>> begin Listed records

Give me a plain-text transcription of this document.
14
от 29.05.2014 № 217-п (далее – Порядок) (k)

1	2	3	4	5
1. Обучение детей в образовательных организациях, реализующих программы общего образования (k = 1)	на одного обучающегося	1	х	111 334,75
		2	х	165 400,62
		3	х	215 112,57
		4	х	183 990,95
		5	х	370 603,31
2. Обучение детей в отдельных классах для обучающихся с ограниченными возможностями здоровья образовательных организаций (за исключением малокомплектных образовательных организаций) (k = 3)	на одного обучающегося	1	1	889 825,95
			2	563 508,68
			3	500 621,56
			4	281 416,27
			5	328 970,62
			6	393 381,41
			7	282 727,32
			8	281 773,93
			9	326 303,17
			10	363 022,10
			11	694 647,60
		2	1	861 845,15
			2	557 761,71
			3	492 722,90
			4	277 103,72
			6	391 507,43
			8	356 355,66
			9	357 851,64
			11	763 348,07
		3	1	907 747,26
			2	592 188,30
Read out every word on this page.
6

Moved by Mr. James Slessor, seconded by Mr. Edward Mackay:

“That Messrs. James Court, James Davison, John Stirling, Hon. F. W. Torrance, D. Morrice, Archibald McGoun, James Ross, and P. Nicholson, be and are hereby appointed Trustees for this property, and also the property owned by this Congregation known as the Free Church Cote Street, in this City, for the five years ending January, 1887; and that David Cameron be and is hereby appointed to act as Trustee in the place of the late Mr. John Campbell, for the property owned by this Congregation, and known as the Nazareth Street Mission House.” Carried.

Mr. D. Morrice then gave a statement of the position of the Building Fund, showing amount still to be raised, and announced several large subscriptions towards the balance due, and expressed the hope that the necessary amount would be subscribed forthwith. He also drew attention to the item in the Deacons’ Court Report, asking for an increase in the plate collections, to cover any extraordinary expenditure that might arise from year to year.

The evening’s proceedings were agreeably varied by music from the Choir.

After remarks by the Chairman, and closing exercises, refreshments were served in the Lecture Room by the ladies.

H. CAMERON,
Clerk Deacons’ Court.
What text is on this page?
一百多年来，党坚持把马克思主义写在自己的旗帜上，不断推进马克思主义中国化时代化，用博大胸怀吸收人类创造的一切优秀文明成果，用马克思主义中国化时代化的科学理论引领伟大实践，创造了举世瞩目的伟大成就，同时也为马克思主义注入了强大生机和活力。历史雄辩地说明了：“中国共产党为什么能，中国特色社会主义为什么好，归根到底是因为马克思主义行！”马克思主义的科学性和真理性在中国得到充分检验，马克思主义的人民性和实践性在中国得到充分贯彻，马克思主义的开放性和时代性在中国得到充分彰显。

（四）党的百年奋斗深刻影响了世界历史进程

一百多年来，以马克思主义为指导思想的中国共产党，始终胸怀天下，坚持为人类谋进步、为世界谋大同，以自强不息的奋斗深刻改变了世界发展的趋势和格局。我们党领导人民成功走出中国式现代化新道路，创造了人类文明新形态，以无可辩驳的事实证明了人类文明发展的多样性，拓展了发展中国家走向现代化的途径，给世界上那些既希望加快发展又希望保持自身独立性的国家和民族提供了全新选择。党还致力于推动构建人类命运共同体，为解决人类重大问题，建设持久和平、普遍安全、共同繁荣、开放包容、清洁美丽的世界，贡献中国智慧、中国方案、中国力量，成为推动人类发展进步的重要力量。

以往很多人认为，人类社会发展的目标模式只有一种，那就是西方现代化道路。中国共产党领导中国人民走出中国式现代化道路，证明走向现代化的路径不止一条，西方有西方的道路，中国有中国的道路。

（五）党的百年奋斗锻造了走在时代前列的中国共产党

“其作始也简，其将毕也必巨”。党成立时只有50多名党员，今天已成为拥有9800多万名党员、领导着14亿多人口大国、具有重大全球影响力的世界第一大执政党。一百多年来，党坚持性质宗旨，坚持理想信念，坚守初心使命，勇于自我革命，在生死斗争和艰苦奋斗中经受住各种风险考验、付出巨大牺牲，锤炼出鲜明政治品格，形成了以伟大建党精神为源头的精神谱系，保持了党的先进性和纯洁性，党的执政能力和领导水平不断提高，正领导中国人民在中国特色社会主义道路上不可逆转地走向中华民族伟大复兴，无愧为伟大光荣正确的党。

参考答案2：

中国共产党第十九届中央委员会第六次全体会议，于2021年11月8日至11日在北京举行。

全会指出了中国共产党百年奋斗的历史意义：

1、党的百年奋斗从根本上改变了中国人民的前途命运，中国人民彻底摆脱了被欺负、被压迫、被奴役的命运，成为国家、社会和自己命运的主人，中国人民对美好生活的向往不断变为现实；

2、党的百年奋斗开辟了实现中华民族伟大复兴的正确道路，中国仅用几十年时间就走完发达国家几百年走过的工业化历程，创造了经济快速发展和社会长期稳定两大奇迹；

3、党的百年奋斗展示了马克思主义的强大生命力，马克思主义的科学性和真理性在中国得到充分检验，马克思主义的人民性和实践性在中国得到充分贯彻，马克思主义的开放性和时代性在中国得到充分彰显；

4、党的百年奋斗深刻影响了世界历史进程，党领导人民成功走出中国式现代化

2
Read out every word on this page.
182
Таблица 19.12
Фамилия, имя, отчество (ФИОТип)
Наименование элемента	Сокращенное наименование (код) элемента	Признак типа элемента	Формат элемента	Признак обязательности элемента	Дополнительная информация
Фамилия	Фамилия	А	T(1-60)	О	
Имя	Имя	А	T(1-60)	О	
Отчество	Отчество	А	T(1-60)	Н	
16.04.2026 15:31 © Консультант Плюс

>> end Listed records

### Requirement
Using the listing above, show every line that includes the string "马克思主义的科学性和真理性在中国得到充分检验".

### Written response
一百多年来，党坚持把马克思主义写在自己的旗帜上，不断推进马克思主义中国化时代化，用博大胸怀吸收人类创造的一切优秀文明成果，用马克思主义中国化时代化的科学理论引领伟大实践，创造了举世瞩目的伟大成就，同时也为马克思主义注入了强大生机和活力。历史雄辩地说明了：“中国共产党为什么能，中国特色社会主义为什么好，归根到底是因为马克思主义行！”马克思主义的科学性和真理性在中国得到充分检验，马克思主义的人民性和实践性在中国得到充分贯彻，马克思主义的开放性和时代性在中国得到充分彰显。
3、党的百年奋斗展示了马克思主义的强大生命力，马克思主义的科学性和真理性在中国得到充分检验，马克思主义的人民性和实践性在中国得到充分贯彻，马克思主义的开放性和时代性在中国得到充分彰显；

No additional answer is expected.